REQUEST — Rewrite the stretch of the listing from its start through the line containing "436, 68, 446]", renaming "Climate Prediction Center" to "Weather Prediction Center" and leaving everything else unchanged.

MATERIAL FOR THE TASK —
## BEGIN
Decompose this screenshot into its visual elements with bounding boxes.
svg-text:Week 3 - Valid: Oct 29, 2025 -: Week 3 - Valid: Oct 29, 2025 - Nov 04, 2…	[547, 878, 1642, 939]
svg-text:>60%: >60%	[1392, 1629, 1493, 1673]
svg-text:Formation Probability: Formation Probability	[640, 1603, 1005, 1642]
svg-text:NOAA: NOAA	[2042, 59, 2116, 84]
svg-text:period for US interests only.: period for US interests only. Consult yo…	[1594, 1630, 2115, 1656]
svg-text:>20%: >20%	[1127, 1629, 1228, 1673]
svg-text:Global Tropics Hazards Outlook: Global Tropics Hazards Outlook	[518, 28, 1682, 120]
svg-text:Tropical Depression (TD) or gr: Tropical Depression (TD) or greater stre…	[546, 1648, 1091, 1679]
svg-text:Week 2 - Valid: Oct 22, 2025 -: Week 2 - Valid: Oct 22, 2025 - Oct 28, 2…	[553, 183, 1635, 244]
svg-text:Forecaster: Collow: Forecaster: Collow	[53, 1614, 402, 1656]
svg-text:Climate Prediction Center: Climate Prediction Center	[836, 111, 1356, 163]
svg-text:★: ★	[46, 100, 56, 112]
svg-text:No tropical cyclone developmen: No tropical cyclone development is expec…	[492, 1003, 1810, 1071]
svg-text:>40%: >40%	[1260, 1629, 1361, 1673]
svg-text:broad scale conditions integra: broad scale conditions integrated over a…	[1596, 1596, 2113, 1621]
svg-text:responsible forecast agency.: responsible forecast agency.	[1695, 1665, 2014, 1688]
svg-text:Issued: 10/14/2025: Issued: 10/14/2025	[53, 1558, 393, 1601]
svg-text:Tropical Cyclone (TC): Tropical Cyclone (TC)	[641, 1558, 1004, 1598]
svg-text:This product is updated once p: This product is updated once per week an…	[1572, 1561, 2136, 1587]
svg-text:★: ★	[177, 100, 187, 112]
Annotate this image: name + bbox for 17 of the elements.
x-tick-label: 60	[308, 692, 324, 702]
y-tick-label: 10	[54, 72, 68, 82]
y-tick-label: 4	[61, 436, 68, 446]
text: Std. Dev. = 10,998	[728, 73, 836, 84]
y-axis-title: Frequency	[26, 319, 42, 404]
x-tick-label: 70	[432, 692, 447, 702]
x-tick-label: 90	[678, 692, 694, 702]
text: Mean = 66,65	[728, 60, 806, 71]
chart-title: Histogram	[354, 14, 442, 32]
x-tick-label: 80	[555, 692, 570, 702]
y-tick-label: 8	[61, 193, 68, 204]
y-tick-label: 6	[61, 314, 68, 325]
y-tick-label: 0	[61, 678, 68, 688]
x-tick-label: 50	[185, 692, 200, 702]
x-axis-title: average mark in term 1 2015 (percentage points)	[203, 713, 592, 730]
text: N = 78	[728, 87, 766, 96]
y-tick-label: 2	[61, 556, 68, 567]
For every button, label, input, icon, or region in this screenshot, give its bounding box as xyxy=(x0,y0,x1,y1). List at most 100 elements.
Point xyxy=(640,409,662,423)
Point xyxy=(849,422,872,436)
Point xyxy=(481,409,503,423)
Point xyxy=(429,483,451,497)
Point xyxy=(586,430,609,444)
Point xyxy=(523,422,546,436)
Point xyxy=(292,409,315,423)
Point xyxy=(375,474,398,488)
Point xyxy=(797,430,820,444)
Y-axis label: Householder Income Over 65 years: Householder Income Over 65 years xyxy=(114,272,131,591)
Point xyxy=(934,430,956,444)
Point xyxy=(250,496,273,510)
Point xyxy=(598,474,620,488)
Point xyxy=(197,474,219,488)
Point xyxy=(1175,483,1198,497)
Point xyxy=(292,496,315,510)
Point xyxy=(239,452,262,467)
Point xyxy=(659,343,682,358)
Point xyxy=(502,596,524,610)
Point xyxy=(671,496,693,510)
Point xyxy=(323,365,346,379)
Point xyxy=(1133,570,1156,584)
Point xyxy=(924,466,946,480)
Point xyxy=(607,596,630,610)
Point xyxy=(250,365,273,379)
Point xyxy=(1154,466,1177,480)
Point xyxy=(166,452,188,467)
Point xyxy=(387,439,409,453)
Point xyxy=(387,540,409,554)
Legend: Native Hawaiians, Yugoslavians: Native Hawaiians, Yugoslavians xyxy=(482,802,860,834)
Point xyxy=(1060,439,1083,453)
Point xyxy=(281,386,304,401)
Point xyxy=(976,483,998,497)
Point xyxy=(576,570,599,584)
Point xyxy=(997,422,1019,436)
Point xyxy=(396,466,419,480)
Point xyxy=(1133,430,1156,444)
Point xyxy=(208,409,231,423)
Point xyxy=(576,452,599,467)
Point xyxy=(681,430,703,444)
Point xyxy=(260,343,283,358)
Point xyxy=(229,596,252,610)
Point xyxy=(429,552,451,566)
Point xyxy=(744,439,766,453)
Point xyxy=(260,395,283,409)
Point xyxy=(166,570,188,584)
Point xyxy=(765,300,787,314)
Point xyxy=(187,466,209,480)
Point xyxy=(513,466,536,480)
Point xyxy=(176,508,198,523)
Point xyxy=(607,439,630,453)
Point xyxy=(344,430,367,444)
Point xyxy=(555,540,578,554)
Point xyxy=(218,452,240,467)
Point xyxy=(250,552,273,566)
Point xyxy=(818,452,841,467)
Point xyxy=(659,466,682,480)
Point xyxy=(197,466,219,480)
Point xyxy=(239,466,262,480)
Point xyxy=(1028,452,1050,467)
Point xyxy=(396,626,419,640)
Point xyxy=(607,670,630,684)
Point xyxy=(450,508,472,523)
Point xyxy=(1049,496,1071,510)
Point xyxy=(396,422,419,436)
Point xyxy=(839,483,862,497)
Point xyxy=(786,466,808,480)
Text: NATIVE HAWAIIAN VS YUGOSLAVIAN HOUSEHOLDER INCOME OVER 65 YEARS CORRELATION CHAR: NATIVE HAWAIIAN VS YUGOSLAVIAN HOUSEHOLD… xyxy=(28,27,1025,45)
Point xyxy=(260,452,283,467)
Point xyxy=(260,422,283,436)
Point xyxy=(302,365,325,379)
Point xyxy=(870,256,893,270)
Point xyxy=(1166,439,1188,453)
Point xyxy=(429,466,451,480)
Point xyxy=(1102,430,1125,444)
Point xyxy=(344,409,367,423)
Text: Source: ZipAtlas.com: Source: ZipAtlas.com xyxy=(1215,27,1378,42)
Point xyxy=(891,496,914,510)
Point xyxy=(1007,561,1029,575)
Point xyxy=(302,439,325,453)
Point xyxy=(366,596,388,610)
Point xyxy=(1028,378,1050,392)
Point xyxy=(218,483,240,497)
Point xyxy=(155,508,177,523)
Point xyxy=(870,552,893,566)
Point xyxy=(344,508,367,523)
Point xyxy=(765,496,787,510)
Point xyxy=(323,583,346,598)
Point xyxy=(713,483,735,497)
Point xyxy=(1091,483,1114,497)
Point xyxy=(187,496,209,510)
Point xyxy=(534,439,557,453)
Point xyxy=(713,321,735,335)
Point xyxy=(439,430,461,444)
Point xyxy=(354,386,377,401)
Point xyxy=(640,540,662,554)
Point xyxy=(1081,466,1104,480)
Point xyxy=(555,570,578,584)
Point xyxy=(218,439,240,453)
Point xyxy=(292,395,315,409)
## END
TASK ANSWER —
Decompose this screenshot into its visual elements with bounding boxes.
svg-text:Week 3 - Valid: Oct 29, 2025 -: Week 3 - Valid: Oct 29, 2025 - Nov 04, 2…	[547, 878, 1642, 939]
svg-text:>60%: >60%	[1392, 1629, 1493, 1673]
svg-text:Formation Probability: Formation Probability	[640, 1603, 1005, 1642]
svg-text:NOAA: NOAA	[2042, 59, 2116, 84]
svg-text:period for US interests only.: period for US interests only. Consult yo…	[1594, 1630, 2115, 1656]
svg-text:>20%: >20%	[1127, 1629, 1228, 1673]
svg-text:Global Tropics Hazards Outlook: Global Tropics Hazards Outlook	[518, 28, 1682, 120]
svg-text:Tropical Depression (TD) or gr: Tropical Depression (TD) or greater stre…	[546, 1648, 1091, 1679]
svg-text:Week 2 - Valid: Oct 22, 2025 -: Week 2 - Valid: Oct 22, 2025 - Oct 28, 2…	[553, 183, 1635, 244]
svg-text:Forecaster: Collow: Forecaster: Collow	[53, 1614, 402, 1656]
svg-text:Weather Prediction Center: Weather Prediction Center	[836, 111, 1356, 163]
svg-text:★: ★	[46, 100, 56, 112]
svg-text:No tropical cyclone developmen: No tropical cyclone development is expec…	[492, 1003, 1810, 1071]
svg-text:>40%: >40%	[1260, 1629, 1361, 1673]
svg-text:broad scale conditions integra: broad scale conditions integrated over a…	[1596, 1596, 2113, 1621]
svg-text:responsible forecast agency.: responsible forecast agency.	[1695, 1665, 2014, 1688]
svg-text:Issued: 10/14/2025: Issued: 10/14/2025	[53, 1558, 393, 1601]
svg-text:Tropical Cyclone (TC): Tropical Cyclone (TC)	[641, 1558, 1004, 1598]
svg-text:This product is updated once p: This product is updated once per week an…	[1572, 1561, 2136, 1587]
svg-text:★: ★	[177, 100, 187, 112]
Annotate this image: name + bbox for 17 of the elements.
x-tick-label: 60	[308, 692, 324, 702]
y-tick-label: 10	[54, 72, 68, 82]
y-tick-label: 4	[61, 436, 68, 446]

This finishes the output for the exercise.